Leave out the pictures and repeat the rest of the material exactly.

[start of Given records]

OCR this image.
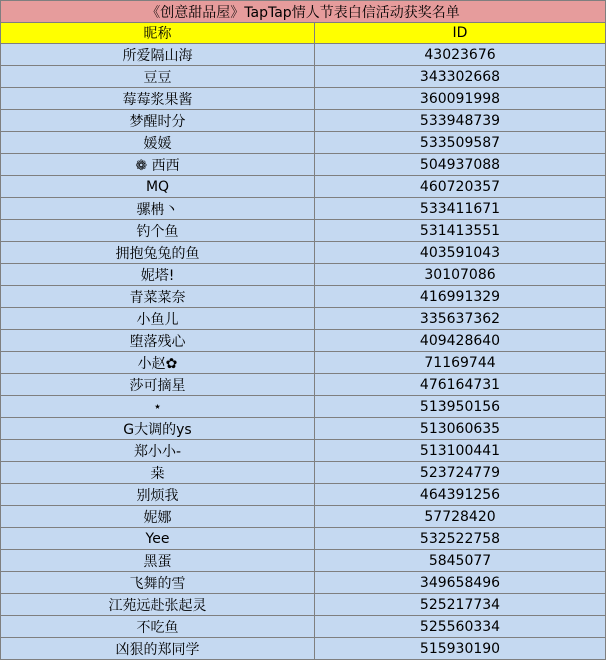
《创意甜品屋》TapTap情人节表白信活动获奖名单	
昵称	ID
所爱隔山海	43023676
豆豆	343302668
莓莓浆果酱	360091998
梦醒时分	533948739
媛媛	533509587
❁ 西西	504937088
MQ	460720357
骡柟丶	533411671
钓个鱼	531413551
拥抱兔兔的鱼	403591043
妮塔!	30107086
青菜菜奈	416991329
小鱼儿	335637362
堕落残心	409428640
小赵✿	71169744
莎可摘星	476164731
⋆	513950156
G大调的ys	513060635
郑小小-	513100441
桒	523724779
别烦我	464391256
妮娜	57728420
Yee	532522758
黑蛋	5845077
飞舞的雪	349658496
江苑远赴张起灵	525217734
不吃鱼	525560334
凶狠的郑同学	515930190
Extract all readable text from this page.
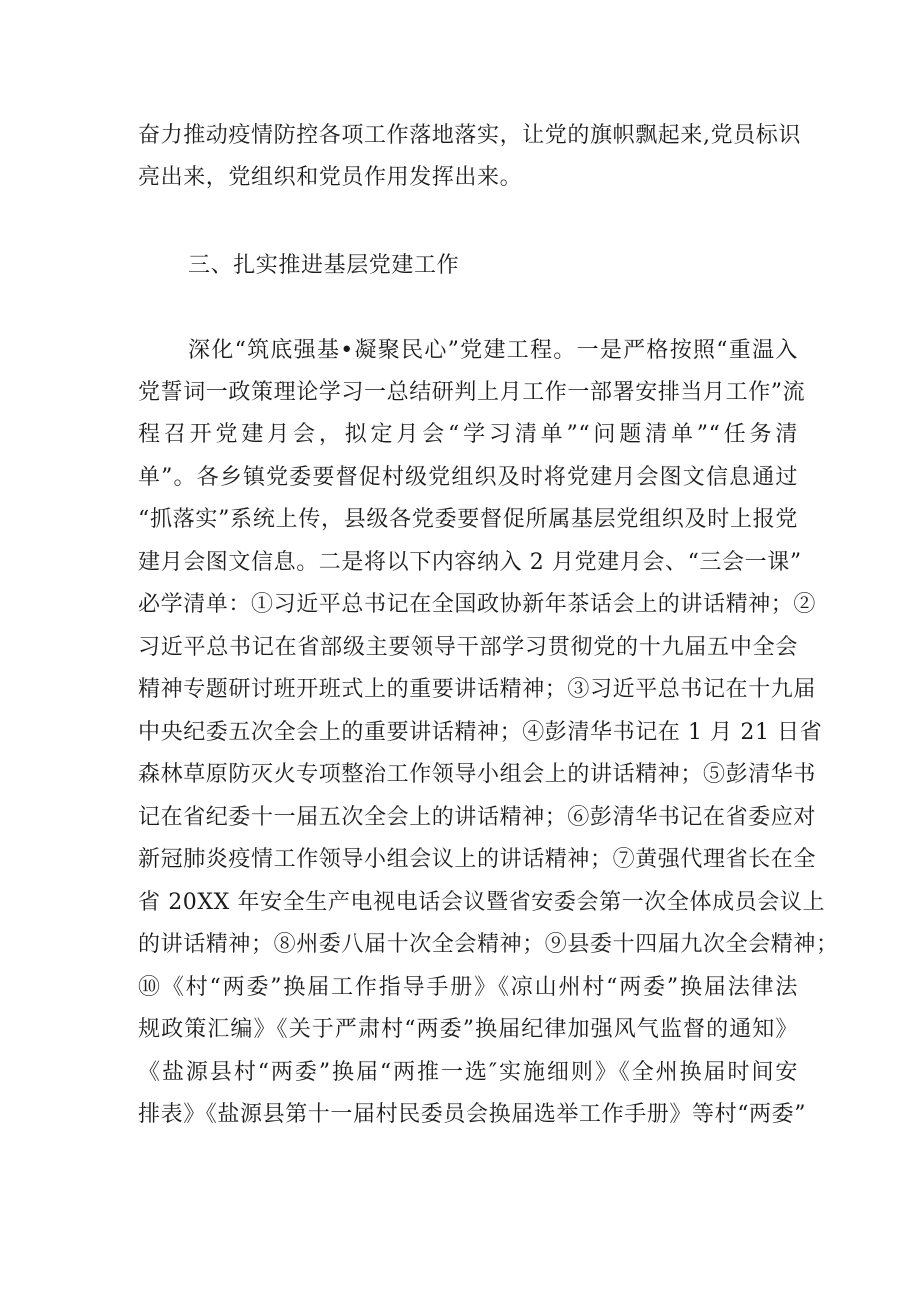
奋力推动疫情防控各项工作落地落实，让党的旗帜飘起来,党员标识
亮出来，党组织和党员作用发挥出来。
三、扎实推进基层党建工作
深化“筑底强基•凝聚民心”党建工程。一是严格按照“重温入
党誓词一政策理论学习一总结研判上月工作一部署安排当月工作”流
程召开党建月会，拟定月会“学习清单”“问题清单”“任务清
单”。各乡镇党委要督促村级党组织及时将党建月会图文信息通过
“抓落实”系统上传，县级各党委要督促所属基层党组织及时上报党
建月会图文信息。二是将以下内容纳入 2 月党建月会、“三会一课”
必学清单：①习近平总书记在全国政协新年茶话会上的讲话精神；②
习近平总书记在省部级主要领导干部学习贯彻党的十九届五中全会
精神专题研讨班开班式上的重要讲话精神；③习近平总书记在十九届
中央纪委五次全会上的重要讲话精神；④彭清华书记在 1 月 21 日省
森林草原防灭火专项整治工作领导小组会上的讲话精神；⑤彭清华书
记在省纪委十一届五次全会上的讲话精神；⑥彭清华书记在省委应对
新冠肺炎疫情工作领导小组会议上的讲话精神；⑦黄强代理省长在全
省 20XX 年安全生产电视电话会议暨省安委会第一次全体成员会议上
的讲话精神；⑧州委八届十次全会精神；⑨县委十四届九次全会精神；
⑩《村“两委”换届工作指导手册》《凉山州村“两委”换届法律法
规政策汇编》《关于严肃村“两委”换届纪律加强风气监督的通知》
《盐源县村“两委”换届“两推一选″实施细则》《全州换届时间安
排表》《盐源县第十一届村民委员会换届选举工作手册》等村“两委”
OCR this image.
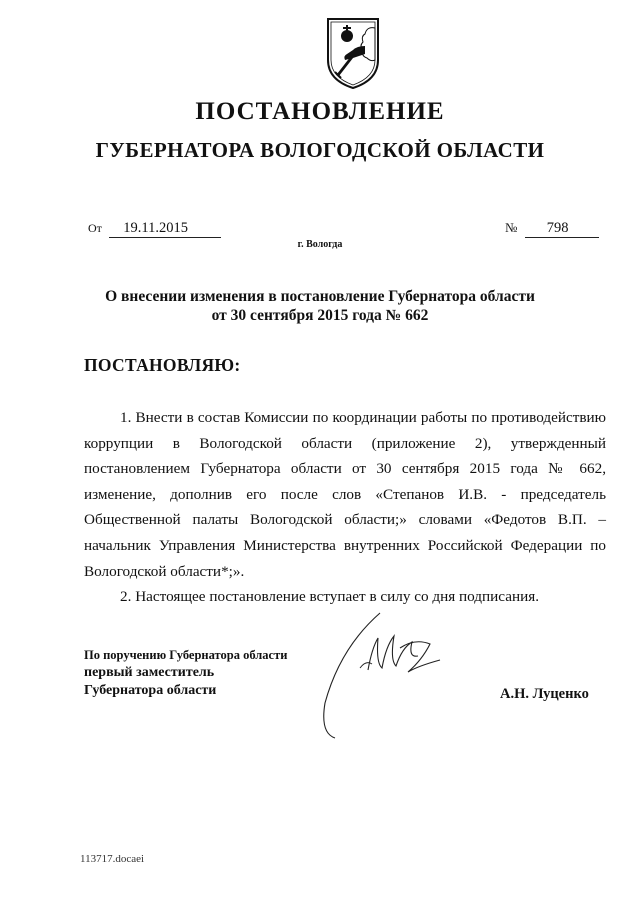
ПОСТАНОВЛЕНИЕ
ГУБЕРНАТОРА ВОЛОГОДСКОЙ ОБЛАСТИ
От 19.11.2015	№ 798
г. Вологда
О внесении изменения в постановление Губернатора области
от 30 сентября 2015 года № 662
ПОСТАНОВЛЯЮ:

1. Внести в состав Комиссии по координации работы по противодействию коррупции в Вологодской области (приложение 2), утвержденный постановлением Губернатора области от 30 сентября 2015 года № 662, изменение, дополнив его после слов «Степанов И.В. - председатель Общественной палаты Вологодской области;» словами «Федотов В.П. – начальник Управления Министерства внутренних Российской Федерации по Вологодской области*;».

2. Настоящее постановление вступает в силу со дня подписания.

По поручению Губернатора области
первый заместитель
Губернатора области	А.Н. Луценко
113717.docaei
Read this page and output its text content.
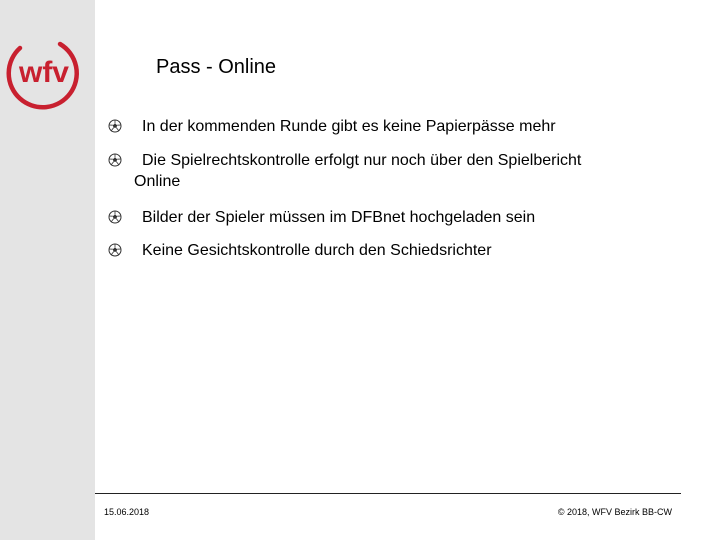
wfv	Pass - Online
In der kommenden Runde gibt es keine Papierpässe mehr
Die Spielrechtskontrolle erfolgt nur noch über den Spielbericht
Online
Bilder der Spieler müssen im DFBnet hochgeladen sein
Keine Gesichtskontrolle durch den Schiedsrichter
15.06.2018	© 2018, WFV Bezirk BB-CW
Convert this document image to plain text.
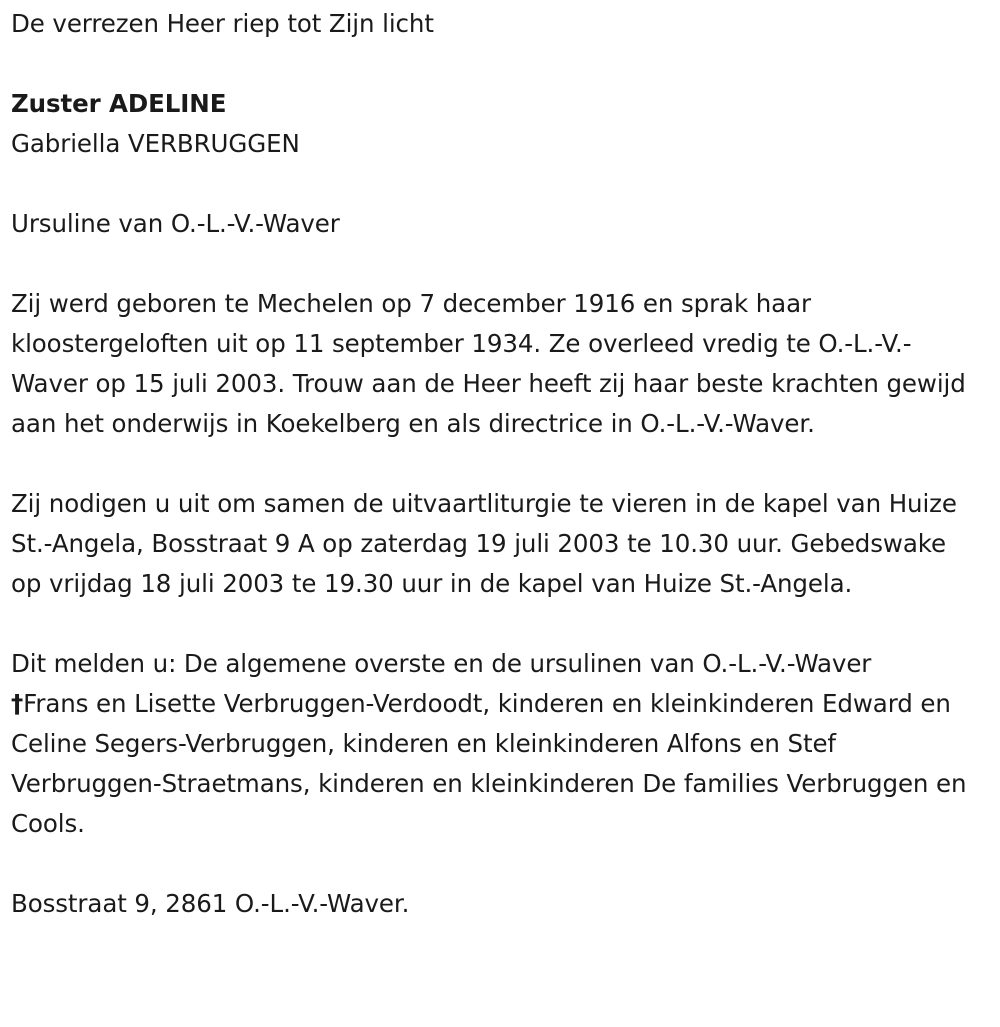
De verrezen Heer riep tot Zijn licht

Zuster ADELINE

Gabriella VERBRUGGEN

Ursuline van O.-L.-V.-Waver

Zij werd geboren te Mechelen op 7 december 1916 en sprak haar kloostergeloften uit op 11 september 1934. Ze overleed vredig te O.-L.-V.-Waver op 15 juli 2003. Trouw aan de Heer heeft zij haar beste krachten gewijd aan het onderwijs in Koekelberg en als directrice in O.-L.-V.-Waver.

Zij nodigen u uit om samen de uitvaartliturgie te vieren in de kapel van Huize St.-Angela, Bosstraat 9 A op zaterdag 19 juli 2003 te 10.30 uur. Gebedswake op vrijdag 18 juli 2003 te 19.30 uur in de kapel van Huize St.-Angela.

Dit melden u: De algemene overste en de ursulinen van O.-L.-V.-Waver
†Frans en Lisette Verbruggen-Verdoodt, kinderen en kleinkinderen Edward en Celine Segers-Verbruggen, kinderen en kleinkinderen Alfons en Stef Verbruggen-Straetmans, kinderen en kleinkinderen De families Verbruggen en Cools.

Bosstraat 9, 2861 O.-L.-V.-Waver.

[end of Given records]

__Response__.
OCR this image.
《创意甜品屋》TapTap情人节表白信活动获奖名单	
昵称	ID
所爱隔山海	43023676
豆豆	343302668
莓莓浆果酱	360091998
梦醒时分	533948739
媛媛	533509587
❁ 西西	504937088
MQ	460720357
骡柟丶	533411671
钓个鱼	531413551
拥抱兔兔的鱼	403591043
妮塔!	30107086
青菜菜奈	416991329
小鱼儿	335637362
堕落残心	409428640
小赵✿	71169744
莎可摘星	476164731
⋆	513950156
G大调的ys	513060635
郑小小-	513100441
桒	523724779
别烦我	464391256
妮娜	57728420
Yee	532522758
黑蛋	5845077
飞舞的雪	349658496
江苑远赴张起灵	525217734
不吃鱼	525560334
凶狠的郑同学	515930190
Extract all readable text from this page.
奋力推动疫情防控各项工作落地落实，让党的旗帜飘起来,党员标识
亮出来，党组织和党员作用发挥出来。
三、扎实推进基层党建工作
深化“筑底强基•凝聚民心”党建工程。一是严格按照“重温入
党誓词一政策理论学习一总结研判上月工作一部署安排当月工作”流
程召开党建月会，拟定月会“学习清单”“问题清单”“任务清
单”。各乡镇党委要督促村级党组织及时将党建月会图文信息通过
“抓落实”系统上传，县级各党委要督促所属基层党组织及时上报党
建月会图文信息。二是将以下内容纳入 2 月党建月会、“三会一课”
必学清单：①习近平总书记在全国政协新年茶话会上的讲话精神；②
习近平总书记在省部级主要领导干部学习贯彻党的十九届五中全会
精神专题研讨班开班式上的重要讲话精神；③习近平总书记在十九届
中央纪委五次全会上的重要讲话精神；④彭清华书记在 1 月 21 日省
森林草原防灭火专项整治工作领导小组会上的讲话精神；⑤彭清华书
记在省纪委十一届五次全会上的讲话精神；⑥彭清华书记在省委应对
新冠肺炎疫情工作领导小组会议上的讲话精神；⑦黄强代理省长在全
省 20XX 年安全生产电视电话会议暨省安委会第一次全体成员会议上
的讲话精神；⑧州委八届十次全会精神；⑨县委十四届九次全会精神；
⑩《村“两委”换届工作指导手册》《凉山州村“两委”换届法律法
规政策汇编》《关于严肃村“两委”换届纪律加强风气监督的通知》
《盐源县村“两委”换届“两推一选″实施细则》《全州换届时间安
排表》《盐源县第十一届村民委员会换届选举工作手册》等村“两委”
OCR this image.
ПОСТАНОВЛЕНИЕ
ГУБЕРНАТОРА ВОЛОГОДСКОЙ ОБЛАСТИ
От 19.11.2015	№ 798
г. Вологда
О внесении изменения в постановление Губернатора области
от 30 сентября 2015 года № 662
ПОСТАНОВЛЯЮ:

1. Внести в состав Комиссии по координации работы по противодействию коррупции в Вологодской области (приложение 2), утвержденный постановлением Губернатора области от 30 сентября 2015 года № 662, изменение, дополнив его после слов «Степанов И.В. - председатель Общественной палаты Вологодской области;» словами «Федотов В.П. – начальник Управления Министерства внутренних Российской Федерации по Вологодской области*;».

2. Настоящее постановление вступает в силу со дня подписания.

По поручению Губернатора области
первый заместитель
Губернатора области	А.Н. Луценко
113717.docaei
Read this page and output its text content.
wfv	Pass - Online
In der kommenden Runde gibt es keine Papierpässe mehr
Die Spielrechtskontrolle erfolgt nur noch über den Spielbericht
Online
Bilder der Spieler müssen im DFBnet hochgeladen sein
Keine Gesichtskontrolle durch den Schiedsrichter
15.06.2018	© 2018, WFV Bezirk BB-CW
Convert this document image to plain text.
De verrezen Heer riep tot Zijn licht

Zuster ADELINE

Gabriella VERBRUGGEN

Ursuline van O.-L.-V.-Waver

Zij werd geboren te Mechelen op 7 december 1916 en sprak haar kloostergeloften uit op 11 september 1934. Ze overleed vredig te O.-L.-V.-Waver op 15 juli 2003. Trouw aan de Heer heeft zij haar beste krachten gewijd aan het onderwijs in Koekelberg en als directrice in O.-L.-V.-Waver.

Zij nodigen u uit om samen de uitvaartliturgie te vieren in de kapel van Huize St.-Angela, Bosstraat 9 A op zaterdag 19 juli 2003 te 10.30 uur. Gebedswake op vrijdag 18 juli 2003 te 19.30 uur in de kapel van Huize St.-Angela.

Dit melden u: De algemene overste en de ursulinen van O.-L.-V.-Waver
†Frans en Lisette Verbruggen-Verdoodt, kinderen en kleinkinderen Edward en Celine Segers-Verbruggen, kinderen en kleinkinderen Alfons en Stef Verbruggen-Straetmans, kinderen en kleinkinderen De families Verbruggen en Cools.

Bosstraat 9, 2861 O.-L.-V.-Waver.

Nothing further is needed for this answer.